Task requirements - Search the entries below. Return every line that has "nfeatures" in it.

Working data -

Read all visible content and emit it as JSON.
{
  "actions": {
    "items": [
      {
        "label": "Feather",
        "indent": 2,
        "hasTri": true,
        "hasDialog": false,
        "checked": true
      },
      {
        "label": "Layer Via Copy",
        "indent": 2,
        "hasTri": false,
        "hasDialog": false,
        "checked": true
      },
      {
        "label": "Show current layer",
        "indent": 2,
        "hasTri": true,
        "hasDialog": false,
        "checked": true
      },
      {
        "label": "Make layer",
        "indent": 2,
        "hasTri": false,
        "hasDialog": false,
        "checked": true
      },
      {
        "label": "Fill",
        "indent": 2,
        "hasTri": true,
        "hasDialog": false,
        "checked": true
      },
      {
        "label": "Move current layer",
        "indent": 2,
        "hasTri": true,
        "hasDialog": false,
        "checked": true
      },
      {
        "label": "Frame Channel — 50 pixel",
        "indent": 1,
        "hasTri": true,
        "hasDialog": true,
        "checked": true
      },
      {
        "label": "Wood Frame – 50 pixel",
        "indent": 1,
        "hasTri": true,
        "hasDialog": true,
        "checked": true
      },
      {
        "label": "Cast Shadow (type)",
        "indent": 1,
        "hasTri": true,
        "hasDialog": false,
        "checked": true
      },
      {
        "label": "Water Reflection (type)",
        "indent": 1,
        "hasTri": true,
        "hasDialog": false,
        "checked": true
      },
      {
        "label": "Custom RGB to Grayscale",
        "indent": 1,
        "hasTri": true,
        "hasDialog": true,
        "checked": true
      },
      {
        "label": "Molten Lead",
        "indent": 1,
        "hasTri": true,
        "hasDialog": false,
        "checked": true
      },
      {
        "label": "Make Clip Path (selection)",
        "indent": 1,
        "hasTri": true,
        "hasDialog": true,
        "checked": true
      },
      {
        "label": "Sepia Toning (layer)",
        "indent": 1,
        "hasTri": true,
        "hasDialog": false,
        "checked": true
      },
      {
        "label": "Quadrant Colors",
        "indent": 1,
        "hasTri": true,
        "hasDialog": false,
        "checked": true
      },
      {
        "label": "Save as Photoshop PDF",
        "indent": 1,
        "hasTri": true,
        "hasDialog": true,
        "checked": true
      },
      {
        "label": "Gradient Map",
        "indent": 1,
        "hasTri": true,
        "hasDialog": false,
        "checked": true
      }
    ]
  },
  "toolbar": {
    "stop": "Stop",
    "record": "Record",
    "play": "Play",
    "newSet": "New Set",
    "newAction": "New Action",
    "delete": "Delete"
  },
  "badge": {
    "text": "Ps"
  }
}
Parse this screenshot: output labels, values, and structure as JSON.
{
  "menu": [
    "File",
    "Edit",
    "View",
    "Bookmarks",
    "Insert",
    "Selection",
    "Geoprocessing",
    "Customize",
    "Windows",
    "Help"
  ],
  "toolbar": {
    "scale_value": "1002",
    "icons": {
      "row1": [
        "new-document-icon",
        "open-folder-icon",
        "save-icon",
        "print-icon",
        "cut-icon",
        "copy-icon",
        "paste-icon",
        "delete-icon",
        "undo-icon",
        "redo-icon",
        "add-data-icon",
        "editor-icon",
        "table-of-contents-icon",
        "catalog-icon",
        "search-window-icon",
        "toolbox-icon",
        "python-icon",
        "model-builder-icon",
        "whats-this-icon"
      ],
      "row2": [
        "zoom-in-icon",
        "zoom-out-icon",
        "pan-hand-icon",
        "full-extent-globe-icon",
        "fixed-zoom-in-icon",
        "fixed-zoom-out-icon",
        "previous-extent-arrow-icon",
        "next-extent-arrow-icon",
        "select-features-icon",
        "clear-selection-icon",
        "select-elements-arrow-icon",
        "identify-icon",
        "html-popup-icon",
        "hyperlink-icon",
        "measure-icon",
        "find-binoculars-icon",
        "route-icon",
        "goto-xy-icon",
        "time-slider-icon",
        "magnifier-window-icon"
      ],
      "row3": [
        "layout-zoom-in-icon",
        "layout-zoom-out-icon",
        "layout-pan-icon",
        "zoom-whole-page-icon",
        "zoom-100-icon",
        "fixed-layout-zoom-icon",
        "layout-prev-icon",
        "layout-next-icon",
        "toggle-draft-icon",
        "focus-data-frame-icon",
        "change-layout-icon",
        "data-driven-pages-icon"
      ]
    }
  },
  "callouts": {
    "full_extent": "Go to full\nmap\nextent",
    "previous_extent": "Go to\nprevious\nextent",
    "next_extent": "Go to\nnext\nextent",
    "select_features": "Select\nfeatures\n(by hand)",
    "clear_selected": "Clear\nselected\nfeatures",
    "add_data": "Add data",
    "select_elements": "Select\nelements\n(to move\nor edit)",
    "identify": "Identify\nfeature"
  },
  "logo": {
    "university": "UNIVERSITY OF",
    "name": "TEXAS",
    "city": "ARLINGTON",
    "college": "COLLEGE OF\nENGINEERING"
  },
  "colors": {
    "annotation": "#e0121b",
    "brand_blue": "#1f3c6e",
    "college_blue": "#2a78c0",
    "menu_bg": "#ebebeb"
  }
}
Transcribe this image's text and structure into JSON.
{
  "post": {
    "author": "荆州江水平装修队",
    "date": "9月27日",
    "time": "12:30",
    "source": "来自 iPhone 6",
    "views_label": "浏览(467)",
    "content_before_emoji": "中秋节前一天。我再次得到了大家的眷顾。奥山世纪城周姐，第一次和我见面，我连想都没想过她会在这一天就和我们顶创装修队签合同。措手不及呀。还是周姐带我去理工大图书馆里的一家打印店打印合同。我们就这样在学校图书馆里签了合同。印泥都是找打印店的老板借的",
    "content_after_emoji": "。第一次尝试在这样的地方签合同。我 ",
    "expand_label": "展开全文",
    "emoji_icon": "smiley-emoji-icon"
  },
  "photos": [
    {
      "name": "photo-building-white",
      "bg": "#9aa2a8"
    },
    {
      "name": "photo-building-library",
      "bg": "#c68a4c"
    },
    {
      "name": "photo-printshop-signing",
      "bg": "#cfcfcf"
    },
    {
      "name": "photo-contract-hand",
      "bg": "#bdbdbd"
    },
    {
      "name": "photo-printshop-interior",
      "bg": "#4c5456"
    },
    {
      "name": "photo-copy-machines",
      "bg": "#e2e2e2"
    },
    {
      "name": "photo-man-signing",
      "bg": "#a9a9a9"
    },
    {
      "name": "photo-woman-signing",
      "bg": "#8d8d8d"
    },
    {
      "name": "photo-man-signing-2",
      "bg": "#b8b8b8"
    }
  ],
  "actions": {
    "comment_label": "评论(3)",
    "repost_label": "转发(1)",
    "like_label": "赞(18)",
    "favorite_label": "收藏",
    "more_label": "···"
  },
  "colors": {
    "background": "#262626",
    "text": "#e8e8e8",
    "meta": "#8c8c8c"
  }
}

Expected answer -
    "select_features": "Select\nfeatures\n(by hand)",
    "clear_selected": "Clear\nselected\nfeatures",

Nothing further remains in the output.